Repeat the records verbatim and leave the pictures out of your copy.
═══
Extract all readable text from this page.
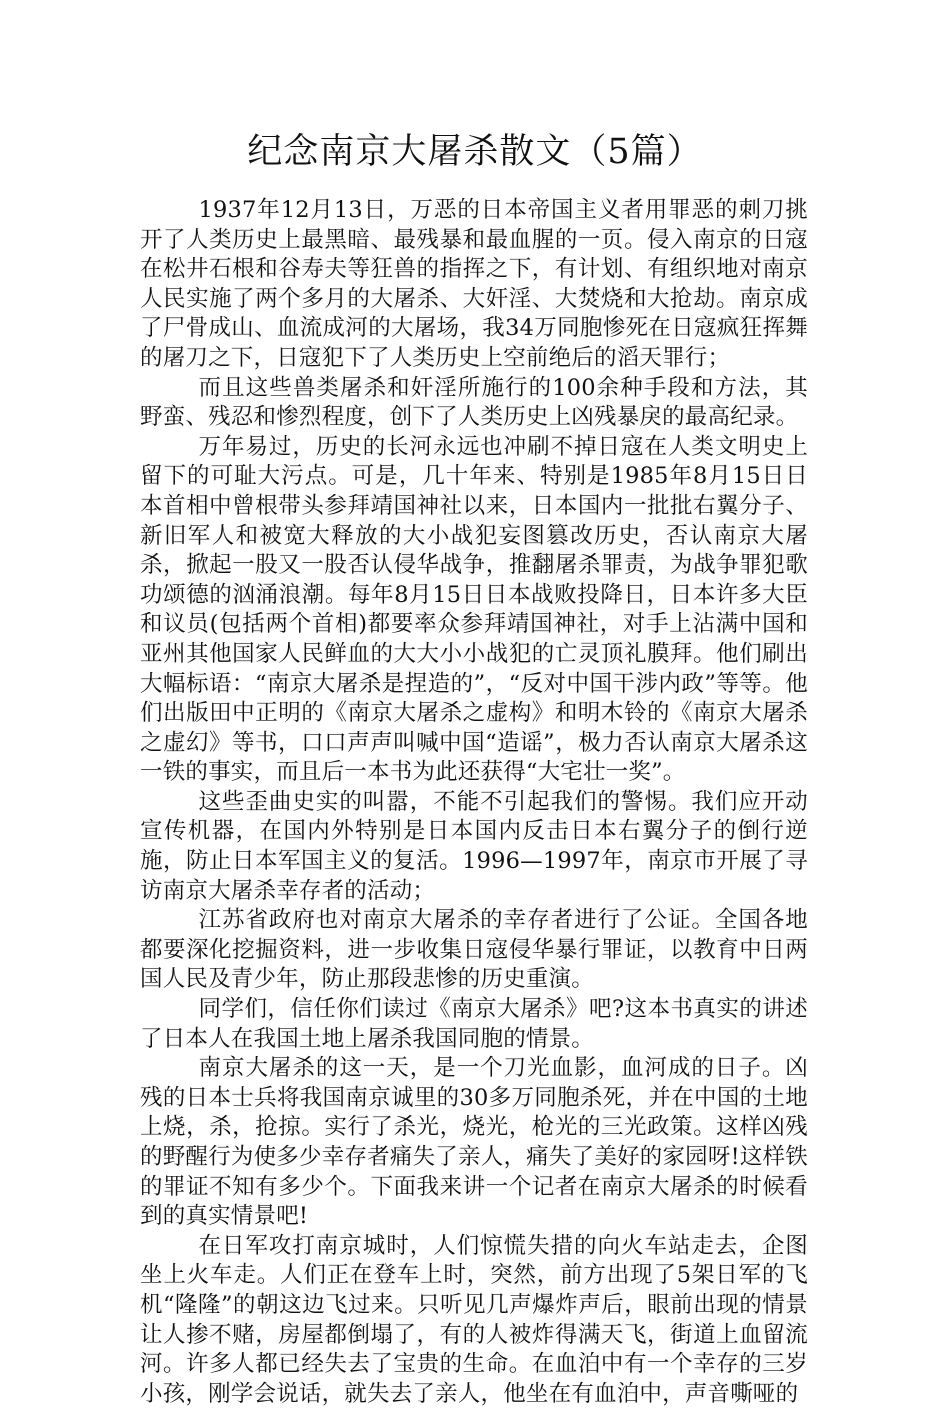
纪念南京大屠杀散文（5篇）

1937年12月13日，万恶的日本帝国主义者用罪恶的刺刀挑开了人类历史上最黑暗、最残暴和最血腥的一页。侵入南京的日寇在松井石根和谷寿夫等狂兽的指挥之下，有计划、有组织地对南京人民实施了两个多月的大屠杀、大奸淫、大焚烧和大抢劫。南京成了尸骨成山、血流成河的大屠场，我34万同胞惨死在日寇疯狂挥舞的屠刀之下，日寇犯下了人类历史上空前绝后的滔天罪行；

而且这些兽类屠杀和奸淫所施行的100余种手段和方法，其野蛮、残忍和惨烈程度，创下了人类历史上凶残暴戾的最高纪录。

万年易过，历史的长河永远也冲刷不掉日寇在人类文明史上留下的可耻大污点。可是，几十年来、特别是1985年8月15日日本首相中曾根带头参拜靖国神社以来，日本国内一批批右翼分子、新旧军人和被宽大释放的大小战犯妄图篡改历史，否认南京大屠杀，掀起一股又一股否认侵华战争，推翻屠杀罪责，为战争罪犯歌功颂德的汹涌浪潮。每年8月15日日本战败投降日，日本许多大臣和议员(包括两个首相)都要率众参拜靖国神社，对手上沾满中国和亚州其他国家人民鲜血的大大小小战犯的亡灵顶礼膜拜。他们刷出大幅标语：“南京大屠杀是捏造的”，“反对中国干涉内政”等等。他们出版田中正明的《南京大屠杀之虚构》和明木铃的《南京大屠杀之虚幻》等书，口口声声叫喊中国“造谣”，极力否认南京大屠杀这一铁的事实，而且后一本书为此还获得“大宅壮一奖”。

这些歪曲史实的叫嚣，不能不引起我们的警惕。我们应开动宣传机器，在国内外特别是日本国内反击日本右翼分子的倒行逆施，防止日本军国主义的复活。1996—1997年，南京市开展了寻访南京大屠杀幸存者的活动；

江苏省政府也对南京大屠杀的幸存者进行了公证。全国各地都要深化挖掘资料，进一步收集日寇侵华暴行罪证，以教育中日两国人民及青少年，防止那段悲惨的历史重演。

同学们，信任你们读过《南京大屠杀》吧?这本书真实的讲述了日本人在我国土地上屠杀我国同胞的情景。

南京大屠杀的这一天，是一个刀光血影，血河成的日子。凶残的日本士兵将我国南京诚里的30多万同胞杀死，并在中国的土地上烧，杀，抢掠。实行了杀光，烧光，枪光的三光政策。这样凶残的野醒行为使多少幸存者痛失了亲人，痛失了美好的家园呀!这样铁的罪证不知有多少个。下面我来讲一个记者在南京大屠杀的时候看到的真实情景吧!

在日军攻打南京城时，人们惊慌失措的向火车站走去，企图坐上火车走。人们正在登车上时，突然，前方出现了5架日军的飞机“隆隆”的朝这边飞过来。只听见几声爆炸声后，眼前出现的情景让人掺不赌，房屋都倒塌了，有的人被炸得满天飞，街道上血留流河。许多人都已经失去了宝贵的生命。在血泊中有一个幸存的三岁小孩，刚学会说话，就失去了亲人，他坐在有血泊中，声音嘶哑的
═══
• [EXERCISE RESULT]:
Extract all readable text from this page.
纪念南京大屠杀散文（5篇）

1937年12月13日，万恶的日本帝国主义者用罪恶的刺刀挑开了人类历史上最黑暗、最残暴和最血腥的一页。侵入南京的日寇在松井石根和谷寿夫等狂兽的指挥之下，有计划、有组织地对南京人民实施了两个多月的大屠杀、大奸淫、大焚烧和大抢劫。南京成了尸骨成山、血流成河的大屠场，我34万同胞惨死在日寇疯狂挥舞的屠刀之下，日寇犯下了人类历史上空前绝后的滔天罪行；

而且这些兽类屠杀和奸淫所施行的100余种手段和方法，其野蛮、残忍和惨烈程度，创下了人类历史上凶残暴戾的最高纪录。

万年易过，历史的长河永远也冲刷不掉日寇在人类文明史上留下的可耻大污点。可是，几十年来、特别是1985年8月15日日本首相中曾根带头参拜靖国神社以来，日本国内一批批右翼分子、新旧军人和被宽大释放的大小战犯妄图篡改历史，否认南京大屠杀，掀起一股又一股否认侵华战争，推翻屠杀罪责，为战争罪犯歌功颂德的汹涌浪潮。每年8月15日日本战败投降日，日本许多大臣和议员(包括两个首相)都要率众参拜靖国神社，对手上沾满中国和亚州其他国家人民鲜血的大大小小战犯的亡灵顶礼膜拜。他们刷出大幅标语：“南京大屠杀是捏造的”，“反对中国干涉内政”等等。他们出版田中正明的《南京大屠杀之虚构》和明木铃的《南京大屠杀之虚幻》等书，口口声声叫喊中国“造谣”，极力否认南京大屠杀这一铁的事实，而且后一本书为此还获得“大宅壮一奖”。

这些歪曲史实的叫嚣，不能不引起我们的警惕。我们应开动宣传机器，在国内外特别是日本国内反击日本右翼分子的倒行逆施，防止日本军国主义的复活。1996—1997年，南京市开展了寻访南京大屠杀幸存者的活动；

江苏省政府也对南京大屠杀的幸存者进行了公证。全国各地都要深化挖掘资料，进一步收集日寇侵华暴行罪证，以教育中日两国人民及青少年，防止那段悲惨的历史重演。

同学们，信任你们读过《南京大屠杀》吧?这本书真实的讲述了日本人在我国土地上屠杀我国同胞的情景。

南京大屠杀的这一天，是一个刀光血影，血河成的日子。凶残的日本士兵将我国南京诚里的30多万同胞杀死，并在中国的土地上烧，杀，抢掠。实行了杀光，烧光，枪光的三光政策。这样凶残的野醒行为使多少幸存者痛失了亲人，痛失了美好的家园呀!这样铁的罪证不知有多少个。下面我来讲一个记者在南京大屠杀的时候看到的真实情景吧!

在日军攻打南京城时，人们惊慌失措的向火车站走去，企图坐上火车走。人们正在登车上时，突然，前方出现了5架日军的飞机“隆隆”的朝这边飞过来。只听见几声爆炸声后，眼前出现的情景让人掺不赌，房屋都倒塌了，有的人被炸得满天飞，街道上血留流河。许多人都已经失去了宝贵的生命。在血泊中有一个幸存的三岁小孩，刚学会说话，就失去了亲人，他坐在有血泊中，声音嘶哑的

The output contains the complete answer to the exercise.